(Task prompt) Word for word, give the material below again, minus any images.

(Input rows)
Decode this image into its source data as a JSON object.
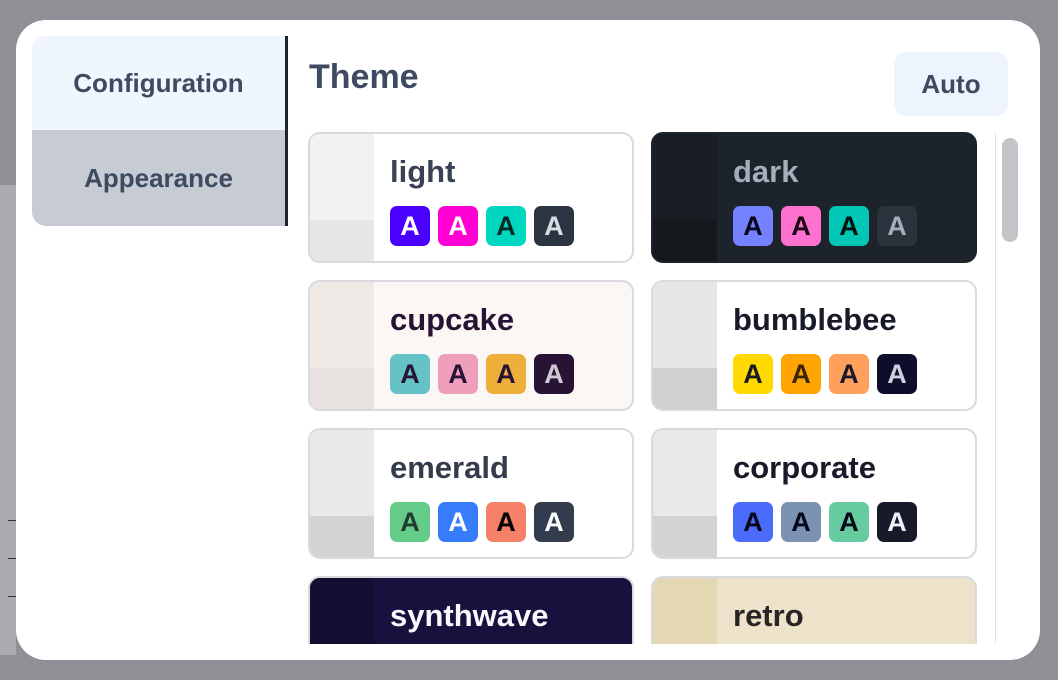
{
  "tabs": [
    {
      "label": "Configuration",
      "active": true
    },
    {
      "label": "Appearance",
      "active": false
    }
  ],
  "theme_title": "Theme",
  "auto_button": "Auto",
  "chip_letter": "A",
  "themes": [
    {
      "name": "light",
      "bg": "#ffffff",
      "text": "#394255",
      "swatch_top": "#f2f2f2",
      "swatch_bot": "#e5e6e6",
      "chips": [
        {
          "bg": "#4a00ff",
          "fg": "#ffffff"
        },
        {
          "bg": "#ff00d3",
          "fg": "#ffffff"
        },
        {
          "bg": "#00d7c0",
          "fg": "#002923"
        },
        {
          "bg": "#2b3440",
          "fg": "#d7dde4"
        }
      ]
    },
    {
      "name": "dark",
      "bg": "#1d232a",
      "text": "#a6adbb",
      "swatch_top": "#191e24",
      "swatch_bot": "#15191e",
      "chips": [
        {
          "bg": "#7582ff",
          "fg": "#050617"
        },
        {
          "bg": "#ff71cf",
          "fg": "#190211"
        },
        {
          "bg": "#00c7b5",
          "fg": "#000e0c"
        },
        {
          "bg": "#2a323c",
          "fg": "#a6adbb"
        }
      ]
    },
    {
      "name": "cupcake",
      "bg": "#faf7f5",
      "text": "#291334",
      "swatch_top": "#efeae6",
      "swatch_bot": "#e7e2df",
      "chips": [
        {
          "bg": "#65c3c8",
          "fg": "#291334"
        },
        {
          "bg": "#ef9fbc",
          "fg": "#291334"
        },
        {
          "bg": "#eeaf3a",
          "fg": "#291334"
        },
        {
          "bg": "#291334",
          "fg": "#d0c8d2"
        }
      ]
    },
    {
      "name": "bumblebee",
      "bg": "#ffffff",
      "text": "#181a2a",
      "swatch_top": "#e7e7e7",
      "swatch_bot": "#d0d0d0",
      "chips": [
        {
          "bg": "#ffd900",
          "fg": "#181a2a"
        },
        {
          "bg": "#ffa400",
          "fg": "#3a2600"
        },
        {
          "bg": "#ffa05c",
          "fg": "#181a2a"
        },
        {
          "bg": "#0e0e2c",
          "fg": "#d0d0e0"
        }
      ]
    },
    {
      "name": "emerald",
      "bg": "#ffffff",
      "text": "#333c4d",
      "swatch_top": "#e9e9e9",
      "swatch_bot": "#d3d3d3",
      "chips": [
        {
          "bg": "#66cc8a",
          "fg": "#223d30"
        },
        {
          "bg": "#377cfb",
          "fg": "#ffffff"
        },
        {
          "bg": "#f68067",
          "fg": "#000000"
        },
        {
          "bg": "#333c4d",
          "fg": "#f9fafb"
        }
      ]
    },
    {
      "name": "corporate",
      "bg": "#ffffff",
      "text": "#181a2a",
      "swatch_top": "#e9e9e9",
      "swatch_bot": "#d3d3d3",
      "chips": [
        {
          "bg": "#4b6bfb",
          "fg": "#050617"
        },
        {
          "bg": "#7b92b2",
          "fg": "#050617"
        },
        {
          "bg": "#67cba0",
          "fg": "#050617"
        },
        {
          "bg": "#181a2a",
          "fg": "#edf2f7"
        }
      ]
    },
    {
      "name": "synthwave",
      "bg": "#1a103d",
      "text": "#f9f7fd",
      "swatch_top": "#160d33",
      "swatch_bot": "#120a2b",
      "chips": [
        {
          "bg": "#e779c1",
          "fg": "#140510"
        },
        {
          "bg": "#58c7f3",
          "fg": "#030f14"
        },
        {
          "bg": "#f3cc30",
          "fg": "#201047"
        },
        {
          "bg": "#221551",
          "fg": "#d7c8fd"
        }
      ]
    },
    {
      "name": "retro",
      "bg": "#ece3ca",
      "text": "#282425",
      "swatch_top": "#e4d8b4",
      "swatch_bot": "#dbca9a",
      "chips": [
        {
          "bg": "#ef9995",
          "fg": "#282425"
        },
        {
          "bg": "#a4cbb4",
          "fg": "#282425"
        },
        {
          "bg": "#dc8850",
          "fg": "#282425"
        },
        {
          "bg": "#2e282a",
          "fg": "#ede6d4"
        }
      ]
    }
  ]
}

(Output below)
Decode this image into its source data as a JSON object.
{
  "tabs": [
    {
      "label": "Configuration",
      "active": true
    },
    {
      "label": "Appearance",
      "active": false
    }
  ],
  "theme_title": "Theme",
  "auto_button": "Auto",
  "chip_letter": "A",
  "themes": [
    {
      "name": "light",
      "bg": "#ffffff",
      "text": "#394255",
      "swatch_top": "#f2f2f2",
      "swatch_bot": "#e5e6e6",
      "chips": [
        {
          "bg": "#4a00ff",
          "fg": "#ffffff"
        },
        {
          "bg": "#ff00d3",
          "fg": "#ffffff"
        },
        {
          "bg": "#00d7c0",
          "fg": "#002923"
        },
        {
          "bg": "#2b3440",
          "fg": "#d7dde4"
        }
      ]
    },
    {
      "name": "dark",
      "bg": "#1d232a",
      "text": "#a6adbb",
      "swatch_top": "#191e24",
      "swatch_bot": "#15191e",
      "chips": [
        {
          "bg": "#7582ff",
          "fg": "#050617"
        },
        {
          "bg": "#ff71cf",
          "fg": "#190211"
        },
        {
          "bg": "#00c7b5",
          "fg": "#000e0c"
        },
        {
          "bg": "#2a323c",
          "fg": "#a6adbb"
        }
      ]
    },
    {
      "name": "cupcake",
      "bg": "#faf7f5",
      "text": "#291334",
      "swatch_top": "#efeae6",
      "swatch_bot": "#e7e2df",
      "chips": [
        {
          "bg": "#65c3c8",
          "fg": "#291334"
        },
        {
          "bg": "#ef9fbc",
          "fg": "#291334"
        },
        {
          "bg": "#eeaf3a",
          "fg": "#291334"
        },
        {
          "bg": "#291334",
          "fg": "#d0c8d2"
        }
      ]
    },
    {
      "name": "bumblebee",
      "bg": "#ffffff",
      "text": "#181a2a",
      "swatch_top": "#e7e7e7",
      "swatch_bot": "#d0d0d0",
      "chips": [
        {
          "bg": "#ffd900",
          "fg": "#181a2a"
        },
        {
          "bg": "#ffa400",
          "fg": "#3a2600"
        },
        {
          "bg": "#ffa05c",
          "fg": "#181a2a"
        },
        {
          "bg": "#0e0e2c",
          "fg": "#d0d0e0"
        }
      ]
    },
    {
      "name": "emerald",
      "bg": "#ffffff",
      "text": "#333c4d",
      "swatch_top": "#e9e9e9",
      "swatch_bot": "#d3d3d3",
      "chips": [
        {
          "bg": "#66cc8a",
          "fg": "#223d30"
        },
        {
          "bg": "#377cfb",
          "fg": "#ffffff"
        },
        {
          "bg": "#f68067",
          "fg": "#000000"
        },
        {
          "bg": "#333c4d",
          "fg": "#f9fafb"
        }
      ]
    },
    {
      "name": "corporate",
      "bg": "#ffffff",
      "text": "#181a2a",
      "swatch_top": "#e9e9e9",
      "swatch_bot": "#d3d3d3",
      "chips": [
        {
          "bg": "#4b6bfb",
          "fg": "#050617"
        },
        {
          "bg": "#7b92b2",
          "fg": "#050617"
        },
        {
          "bg": "#67cba0",
          "fg": "#050617"
        },
        {
          "bg": "#181a2a",
          "fg": "#edf2f7"
        }
      ]
    },
    {
      "name": "synthwave",
      "bg": "#1a103d",
      "text": "#f9f7fd",
      "swatch_top": "#160d33",
      "swatch_bot": "#120a2b",
      "chips": [
        {
          "bg": "#e779c1",
          "fg": "#140510"
        },
        {
          "bg": "#58c7f3",
          "fg": "#030f14"
        },
        {
          "bg": "#f3cc30",
          "fg": "#201047"
        },
        {
          "bg": "#221551",
          "fg": "#d7c8fd"
        }
      ]
    },
    {
      "name": "retro",
      "bg": "#ece3ca",
      "text": "#282425",
      "swatch_top": "#e4d8b4",
      "swatch_bot": "#dbca9a",
      "chips": [
        {
          "bg": "#ef9995",
          "fg": "#282425"
        },
        {
          "bg": "#a4cbb4",
          "fg": "#282425"
        },
        {
          "bg": "#dc8850",
          "fg": "#282425"
        },
        {
          "bg": "#2e282a",
          "fg": "#ede6d4"
        }
      ]
    }
  ]
}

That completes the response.